TASKS TO CARRY OUT:
- a) Answer these from the text on Origin Protocol:
(i) What are Origin Dollar and Origin Ether jointly called?
(ii) What asset does OETH track the value of?
(iii) How many audits were done on OETH's smart contracts?
- b) Copy out the part of the text on Origin Protocol starting at "Origin’s OTokens serve" and ending at "and continuous compounding.".

PASSAGE SHOWN:
.....
Origin’s OTokens serve as a powerful tool for users, offering the opportunity to earn additional sustainable yield on stablecoins and LSTs.
What is Origin Protocol?
Origin Protocol’s DeFi arm, Origin DeFi, brings two interesting products to the table: Origin Dollar (OUSD) and Origin Ether (OETH). Appropriately dubbed ‘OTokens,’ they both aim to provide increased benefits to users, such as higher returns, self-custodian control, and passive returns. What sets them apart is the elimination of complex staking processes, the absence of lock-up periods, and continuous compounding.
Firstly, OUSD is a stablecoin pegged to the US Dollar, designed to optimize user dollar wealth, while OETH as the name suggests tracks the value of ETH with its main job being to maximize the accumulation of ETH.
Although they both share the same core contracts, their differences lie in the backing collateral they utilize. OETH uses ETH as well as LSTs (Liquid Staking Tokens) instead of a basket of stablecoins like OUSD. It’s important to note that 1 OETH is always equal to 1 ETH, and much like Vesper, Origin prioritizes security. This is evident in the eight rigorous audits for OUSD and ten for OETH’s smart contracts.
So how is this even possible? Quite simply, Origin is able to accomplish this through diverse yield-generating strategies (such as Curve, Aave, and Compound), which enables continuous earning and compounding without any need for the user to intervene.
What ends up happening is users are able to seamlessly earn competitive returns from a variety of LSTs and DeFi strategies, through a unique up-only rebasing approach. At the same time, they maintain the flexibility to move and use their assets without the hassle of exiting complex positions or dealing with hefty gas fees.
What is OUSD?
.....
RECORDED DATA:
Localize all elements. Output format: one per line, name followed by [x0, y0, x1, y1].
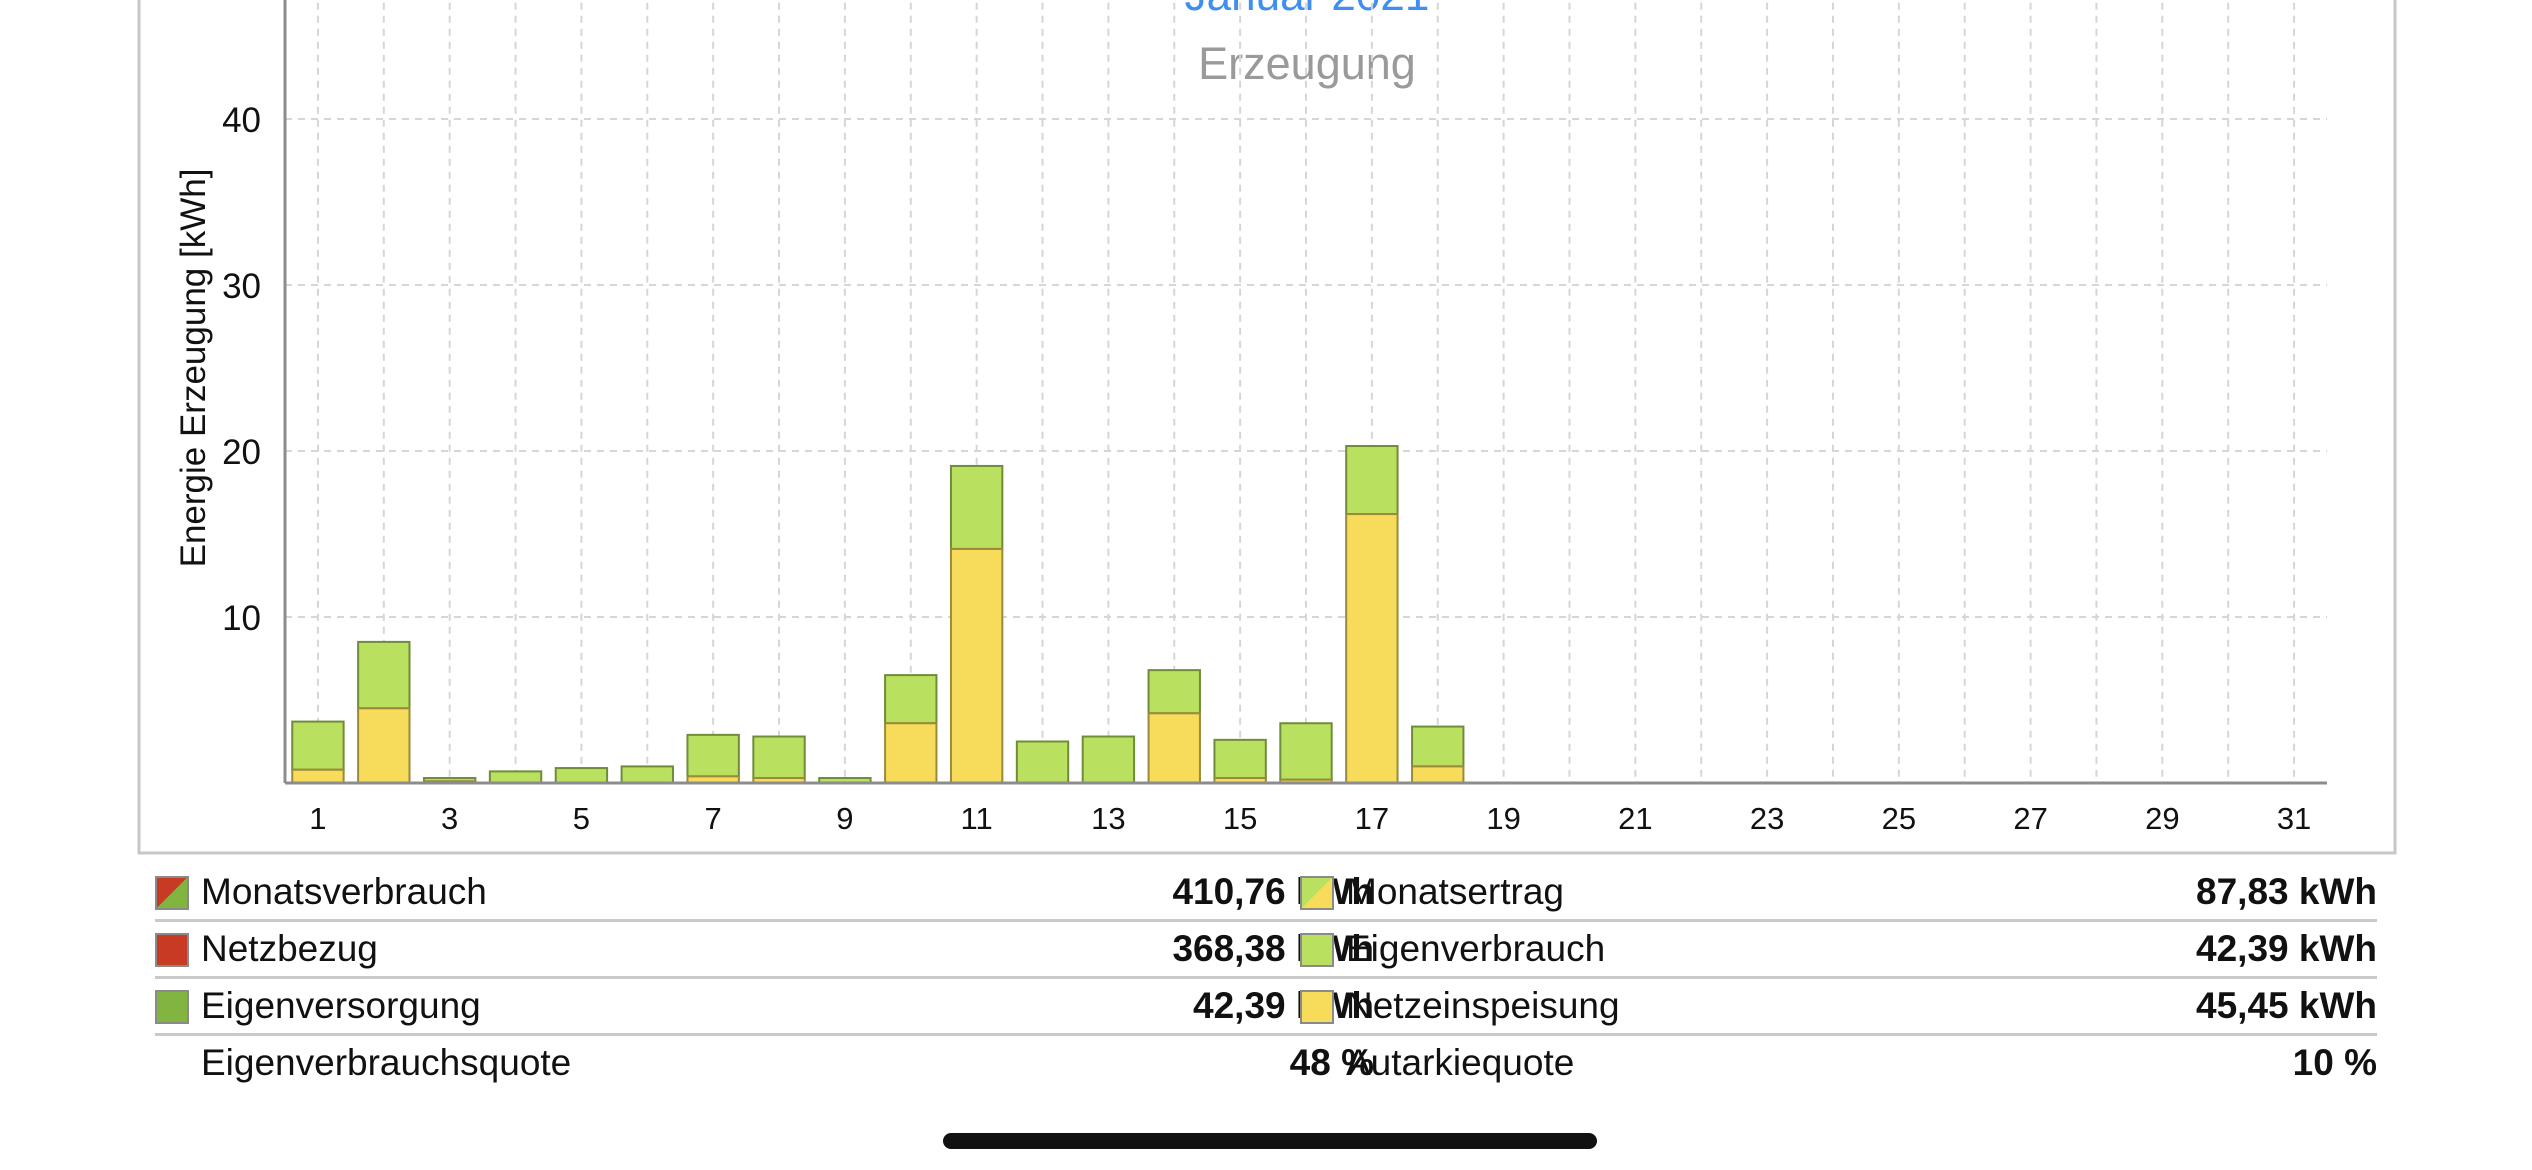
.....
SOLVED PROBLEMS:
- a)
(i) OTokens
(ii) ETH
(iii) Ten

- b)
Origin’s OTokens serve as a powerful tool for users, offering the opportunity to earn additional sustainable yield on stablecoins and LSTs.
What is Origin Protocol?
Origin Protocol’s DeFi arm, Origin DeFi, brings two interesting products to the table: Origin Dollar (OUSD) and Origin Ether (OETH). Appropriately dubbed ‘OTokens,’ they both aim to provide increased benefits to users, such as higher returns, self-custodian control, and passive returns. What sets them apart is the elimination of complex staking processes, the absence of lock-up periods, and continuous compounding.